Reproduce every entry exactly and leave its pictures out.

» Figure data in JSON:
## Start

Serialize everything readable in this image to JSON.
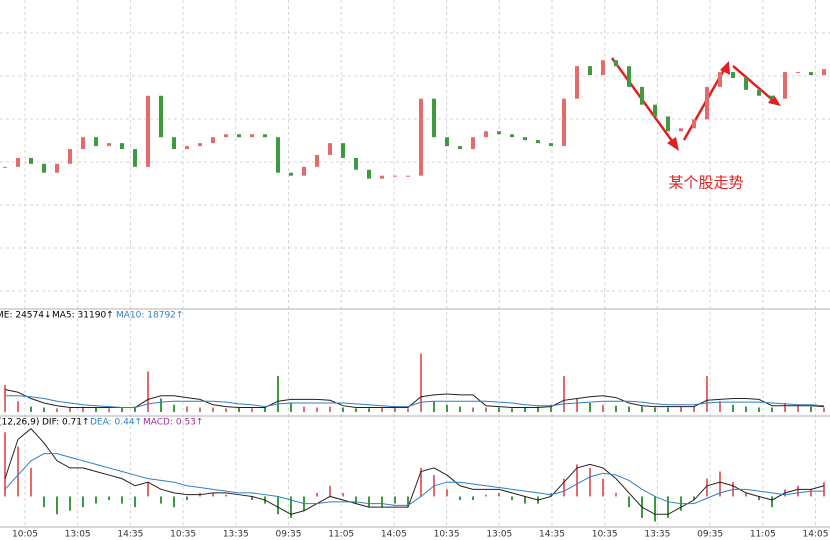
{
  "chart_data": [
    {
      "type": "candlestick",
      "ylim": [
        0,
        100
      ],
      "grid": true,
      "up_color": "#e46b6b",
      "down_color": "#3f9a3f",
      "annotation": "某个股走势",
      "values": [
        45,
        48,
        46,
        43,
        46,
        51,
        55,
        52,
        53,
        51,
        45,
        69,
        55,
        51,
        52,
        53,
        55,
        56,
        55,
        56,
        55,
        43,
        42,
        45,
        49,
        53,
        48,
        44,
        41,
        42,
        42,
        42,
        68,
        55,
        52,
        51,
        55,
        57,
        56,
        55,
        54,
        53,
        52,
        68,
        79,
        76,
        81,
        79,
        72,
        66,
        62,
        57,
        58,
        61,
        72,
        77,
        75,
        71,
        69,
        68,
        77,
        77,
        76,
        78
      ]
    },
    {
      "type": "volume",
      "ylim": [
        0,
        100
      ],
      "indicator": "ME: 24574↓",
      "values": [
        30,
        12,
        6,
        5,
        4,
        5,
        6,
        5,
        4,
        5,
        6,
        45,
        15,
        8,
        6,
        5,
        5,
        4,
        5,
        4,
        5,
        40,
        10,
        6,
        5,
        6,
        5,
        4,
        4,
        5,
        5,
        4,
        65,
        12,
        8,
        6,
        5,
        5,
        5,
        4,
        5,
        6,
        8,
        40,
        15,
        10,
        8,
        7,
        6,
        6,
        5,
        5,
        6,
        6,
        40,
        12,
        8,
        6,
        5,
        5,
        10,
        8,
        6,
        5
      ],
      "series": [
        {
          "name": "MA5: 31190↑",
          "color": "#222222",
          "values": [
            25,
            22,
            15,
            10,
            7,
            5,
            5,
            5,
            5,
            5,
            5,
            14,
            18,
            18,
            16,
            14,
            8,
            6,
            5,
            5,
            5,
            12,
            14,
            14,
            14,
            13,
            7,
            5,
            5,
            5,
            5,
            5,
            17,
            19,
            20,
            19,
            19,
            7,
            6,
            5,
            5,
            5,
            6,
            13,
            15,
            17,
            18,
            16,
            10,
            7,
            6,
            6,
            6,
            6,
            13,
            14,
            15,
            15,
            14,
            7,
            7,
            7,
            7,
            6
          ]
        },
        {
          "name": "MA10: 18792↑",
          "color": "#2f7fc8",
          "values": [
            18,
            18,
            17,
            15,
            12,
            10,
            8,
            7,
            6,
            5,
            5,
            9,
            11,
            12,
            12,
            12,
            12,
            11,
            9,
            8,
            6,
            9,
            10,
            10,
            10,
            10,
            10,
            9,
            8,
            7,
            6,
            6,
            11,
            12,
            12,
            12,
            12,
            12,
            11,
            10,
            8,
            7,
            7,
            9,
            10,
            11,
            12,
            12,
            12,
            11,
            9,
            8,
            8,
            8,
            10,
            11,
            11,
            11,
            11,
            10,
            9,
            8,
            8,
            7
          ]
        }
      ]
    },
    {
      "type": "macd",
      "ylim": [
        -0.8,
        2.2
      ],
      "label": "(12,26,9)",
      "value_name": "MACD: 0.53↑",
      "value_color": "#a0309a",
      "values": [
        1.8,
        1.4,
        0.8,
        -0.3,
        -0.5,
        -0.4,
        -0.3,
        -0.2,
        -0.1,
        -0.2,
        -0.3,
        0.4,
        -0.2,
        -0.3,
        -0.1,
        0.1,
        0.1,
        0.05,
        0,
        -0.1,
        -0.2,
        -0.5,
        -0.6,
        -0.4,
        0.1,
        0.3,
        0.1,
        -0.2,
        -0.3,
        -0.3,
        -0.2,
        -0.3,
        0.8,
        0.6,
        0.2,
        -0.1,
        -0.1,
        0.05,
        0.1,
        -0.1,
        -0.2,
        -0.2,
        0.1,
        0.5,
        0.9,
        0.8,
        0.5,
        0.1,
        -0.3,
        -0.6,
        -0.7,
        -0.6,
        -0.4,
        -0.1,
        0.5,
        0.7,
        0.4,
        0.1,
        -0.1,
        -0.3,
        0.2,
        0.3,
        0.2,
        0.4
      ],
      "series": [
        {
          "name": "DIF: 0.71↑",
          "color": "#222222",
          "values": [
            0.5,
            1.6,
            1.9,
            1.5,
            1.0,
            0.8,
            0.8,
            0.7,
            0.6,
            0.5,
            0.3,
            0.4,
            0.2,
            0.1,
            0.05,
            0.05,
            0.1,
            0.1,
            0.05,
            0,
            -0.1,
            -0.3,
            -0.5,
            -0.4,
            -0.2,
            0,
            -0.1,
            -0.2,
            -0.3,
            -0.3,
            -0.3,
            -0.3,
            0.7,
            0.8,
            0.6,
            0.3,
            0.2,
            0.2,
            0.2,
            0.1,
            0,
            -0.1,
            0,
            0.4,
            0.8,
            0.9,
            0.8,
            0.5,
            0.1,
            -0.3,
            -0.5,
            -0.5,
            -0.3,
            -0.1,
            0.3,
            0.4,
            0.3,
            0.1,
            0,
            -0.1,
            0.1,
            0.2,
            0.2,
            0.3
          ]
        },
        {
          "name": "DEA: 0.44↑",
          "color": "#2f7fc8",
          "values": [
            0.2,
            0.6,
            1.0,
            1.2,
            1.2,
            1.1,
            1.0,
            0.9,
            0.8,
            0.7,
            0.6,
            0.5,
            0.45,
            0.4,
            0.3,
            0.25,
            0.2,
            0.15,
            0.1,
            0.1,
            0.05,
            0,
            -0.1,
            -0.2,
            -0.2,
            -0.15,
            -0.15,
            -0.15,
            -0.2,
            -0.2,
            -0.25,
            -0.25,
            0,
            0.3,
            0.4,
            0.4,
            0.35,
            0.3,
            0.25,
            0.2,
            0.15,
            0.1,
            0.05,
            0.15,
            0.35,
            0.55,
            0.65,
            0.6,
            0.45,
            0.2,
            0,
            -0.15,
            -0.2,
            -0.2,
            -0.05,
            0.1,
            0.2,
            0.2,
            0.15,
            0.1,
            0.05,
            0.1,
            0.15,
            0.15
          ]
        }
      ]
    }
  ],
  "time_axis": [
    "10:05",
    "13:05",
    "14:35",
    "10:35",
    "13:35",
    "09:35",
    "11:05",
    "14:05",
    "10:35",
    "13:05",
    "14:35",
    "10:35",
    "13:35",
    "09:35",
    "11:05",
    "14:05"
  ]
}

## End

» PROBLEM SOLUTION:
Serialize everything readable in this image to JSON.
{
  "chart_data": [
    {
      "type": "candlestick",
      "ylim": [
        0,
        100
      ],
      "grid": true,
      "up_color": "#e46b6b",
      "down_color": "#3f9a3f",
      "annotation": "某个股走势",
      "values": [
        45,
        48,
        46,
        43,
        46,
        51,
        55,
        52,
        53,
        51,
        45,
        69,
        55,
        51,
        52,
        53,
        55,
        56,
        55,
        56,
        55,
        43,
        42,
        45,
        49,
        53,
        48,
        44,
        41,
        42,
        42,
        42,
        68,
        55,
        52,
        51,
        55,
        57,
        56,
        55,
        54,
        53,
        52,
        68,
        79,
        76,
        81,
        79,
        72,
        66,
        62,
        57,
        58,
        61,
        72,
        77,
        75,
        71,
        69,
        68,
        77,
        77,
        76,
        78
      ]
    },
    {
      "type": "volume",
      "ylim": [
        0,
        100
      ],
      "indicator": "ME: 24574↓",
      "values": [
        30,
        12,
        6,
        5,
        4,
        5,
        6,
        5,
        4,
        5,
        6,
        45,
        15,
        8,
        6,
        5,
        5,
        4,
        5,
        4,
        5,
        40,
        10,
        6,
        5,
        6,
        5,
        4,
        4,
        5,
        5,
        4,
        65,
        12,
        8,
        6,
        5,
        5,
        5,
        4,
        5,
        6,
        8,
        40,
        15,
        10,
        8,
        7,
        6,
        6,
        5,
        5,
        6,
        6,
        40,
        12,
        8,
        6,
        5,
        5,
        10,
        8,
        6,
        5
      ],
      "series": [
        {
          "name": "MA5: 31190↑",
          "color": "#222222",
          "values": [
            25,
            22,
            15,
            10,
            7,
            5,
            5,
            5,
            5,
            5,
            5,
            14,
            18,
            18,
            16,
            14,
            8,
            6,
            5,
            5,
            5,
            12,
            14,
            14,
            14,
            13,
            7,
            5,
            5,
            5,
            5,
            5,
            17,
            19,
            20,
            19,
            19,
            7,
            6,
            5,
            5,
            5,
            6,
            13,
            15,
            17,
            18,
            16,
            10,
            7,
            6,
            6,
            6,
            6,
            13,
            14,
            15,
            15,
            14,
            7,
            7,
            7,
            7,
            6
          ]
        },
        {
          "name": "MA10: 18792↑",
          "color": "#2f7fc8",
          "values": [
            18,
            18,
            17,
            15,
            12,
            10,
            8,
            7,
            6,
            5,
            5,
            9,
            11,
            12,
            12,
            12,
            12,
            11,
            9,
            8,
            6,
            9,
            10,
            10,
            10,
            10,
            10,
            9,
            8,
            7,
            6,
            6,
            11,
            12,
            12,
            12,
            12,
            12,
            11,
            10,
            8,
            7,
            7,
            9,
            10,
            11,
            12,
            12,
            12,
            11,
            9,
            8,
            8,
            8,
            10,
            11,
            11,
            11,
            11,
            10,
            9,
            8,
            8,
            7
          ]
        }
      ]
    },
    {
      "type": "macd",
      "ylim": [
        -0.8,
        2.2
      ],
      "label": "(12,26,9)",
      "value_name": "MACD: 0.53↑",
      "value_color": "#a0309a",
      "values": [
        1.8,
        1.4,
        0.8,
        -0.3,
        -0.5,
        -0.4,
        -0.3,
        -0.2,
        -0.1,
        -0.2,
        -0.3,
        0.4,
        -0.2,
        -0.3,
        -0.1,
        0.1,
        0.1,
        0.05,
        0,
        -0.1,
        -0.2,
        -0.5,
        -0.6,
        -0.4,
        0.1,
        0.3,
        0.1,
        -0.2,
        -0.3,
        -0.3,
        -0.2,
        -0.3,
        0.8,
        0.6,
        0.2,
        -0.1,
        -0.1,
        0.05,
        0.1,
        -0.1,
        -0.2,
        -0.2,
        0.1,
        0.5,
        0.9,
        0.8,
        0.5,
        0.1,
        -0.3,
        -0.6,
        -0.7,
        -0.6,
        -0.4,
        -0.1,
        0.5,
        0.7,
        0.4,
        0.1,
        -0.1,
        -0.3,
        0.2,
        0.3,
        0.2,
        0.4
      ],
      "series": [
        {
          "name": "DIF: 0.71↑",
          "color": "#222222",
          "values": [
            0.5,
            1.6,
            1.9,
            1.5,
            1.0,
            0.8,
            0.8,
            0.7,
            0.6,
            0.5,
            0.3,
            0.4,
            0.2,
            0.1,
            0.05,
            0.05,
            0.1,
            0.1,
            0.05,
            0,
            -0.1,
            -0.3,
            -0.5,
            -0.4,
            -0.2,
            0,
            -0.1,
            -0.2,
            -0.3,
            -0.3,
            -0.3,
            -0.3,
            0.7,
            0.8,
            0.6,
            0.3,
            0.2,
            0.2,
            0.2,
            0.1,
            0,
            -0.1,
            0,
            0.4,
            0.8,
            0.9,
            0.8,
            0.5,
            0.1,
            -0.3,
            -0.5,
            -0.5,
            -0.3,
            -0.1,
            0.3,
            0.4,
            0.3,
            0.1,
            0,
            -0.1,
            0.1,
            0.2,
            0.2,
            0.3
          ]
        },
        {
          "name": "DEA: 0.44↑",
          "color": "#2f7fc8",
          "values": [
            0.2,
            0.6,
            1.0,
            1.2,
            1.2,
            1.1,
            1.0,
            0.9,
            0.8,
            0.7,
            0.6,
            0.5,
            0.45,
            0.4,
            0.3,
            0.25,
            0.2,
            0.15,
            0.1,
            0.1,
            0.05,
            0,
            -0.1,
            -0.2,
            -0.2,
            -0.15,
            -0.15,
            -0.15,
            -0.2,
            -0.2,
            -0.25,
            -0.25,
            0,
            0.3,
            0.4,
            0.4,
            0.35,
            0.3,
            0.25,
            0.2,
            0.15,
            0.1,
            0.05,
            0.15,
            0.35,
            0.55,
            0.65,
            0.6,
            0.45,
            0.2,
            0,
            -0.15,
            -0.2,
            -0.2,
            -0.05,
            0.1,
            0.2,
            0.2,
            0.15,
            0.1,
            0.05,
            0.1,
            0.15,
            0.15
          ]
        }
      ]
    }
  ],
  "time_axis": [
    "10:05",
    "13:05",
    "14:35",
    "10:35",
    "13:35",
    "09:35",
    "11:05",
    "14:05",
    "10:35",
    "13:05",
    "14:35",
    "10:35",
    "13:35",
    "09:35",
    "11:05",
    "14:05"
  ]
}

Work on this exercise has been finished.